─── Dataset excerpts ───

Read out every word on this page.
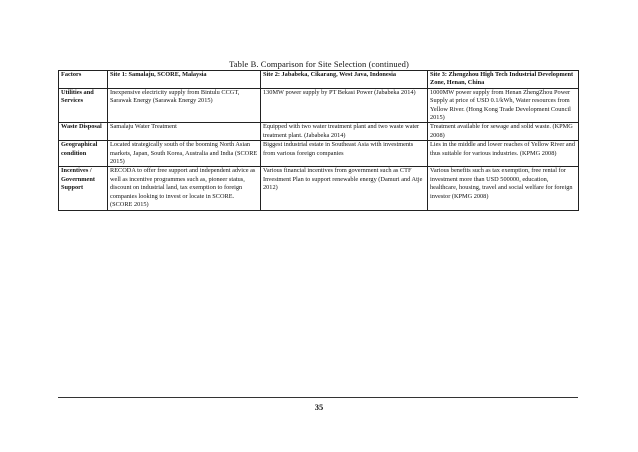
Table B. Comparison for Site Selection (continued)
Factors	Site 1: Samalaju, SCORE, Malaysia	Site 2: Jababeka, Cikarang, West Java, Indonesia	Site 3: Zhengzhou High Tech Industrial Development Zone, Henan, China
Utilities and Services	Inexpensive electricity supply from Bintulu CCGT, Sarawak Energy (Sarawak Energy 2015)	130MW power supply by PT Bekasi Power (Jababeka 2014)	1000MW power supply from Henan ZhengZhou Power Supply at price of USD 0.1/kWh, Water resources from Yellow River. (Hong Kong Trade Development Council 2015)
Waste Disposal	Samalaju Water Treatment	Equipped with two water treatment plant and two waste water treatment plant. (Jababeka 2014)	Treatment available for sewage and solid waste. (KPMG 2008)
Geographical condition	Located strategically south of the booming North Asian markets, Japan, South Korea, Australia and India (SCORE 2015)	Biggest industrial estate in Southeast Asia with investments from various foreign companies	Lies in the middle and lower reaches of Yellow River and thus suitable for various industries. (KPMG 2008)
Incentives / Government Support	RECODA to offer free support and independent advice as well as incentive programmes such as, pioneer status, discount on industrial land, tax exemption to foreign companies looking to invest or locate in SCORE. (SCORE 2015)	Various financial incentives from government such as CTF Investment Plan to support renewable energy (Damuri and Atje 2012)	Various benefits such as tax exemption, free rental for investment more than USD 500000, education, healthcare, housing, travel and social welfare for foreign investor (KPMG 2008)
35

───

Whenever "companies" turns up in a line, pick that line out.

→ **Completed task**:
Geographical condition	Located strategically south of the booming North Asian markets, Japan, South Korea, Australia and India (SCORE 2015)	Biggest industrial estate in Southeast Asia with investments from various foreign companies	Lies in the middle and lower reaches of Yellow River and thus suitable for various industries. (KPMG 2008)
Incentives / Government Support	RECODA to offer free support and independent advice as well as incentive programmes such as, pioneer status, discount on industrial land, tax exemption to foreign companies looking to invest or locate in SCORE. (SCORE 2015)	Various financial incentives from government such as CTF Investment Plan to support renewable energy (Damuri and Atje 2012)	Various benefits such as tax exemption, free rental for investment more than USD 500000, education, healthcare, housing, travel and social welfare for foreign investor (KPMG 2008)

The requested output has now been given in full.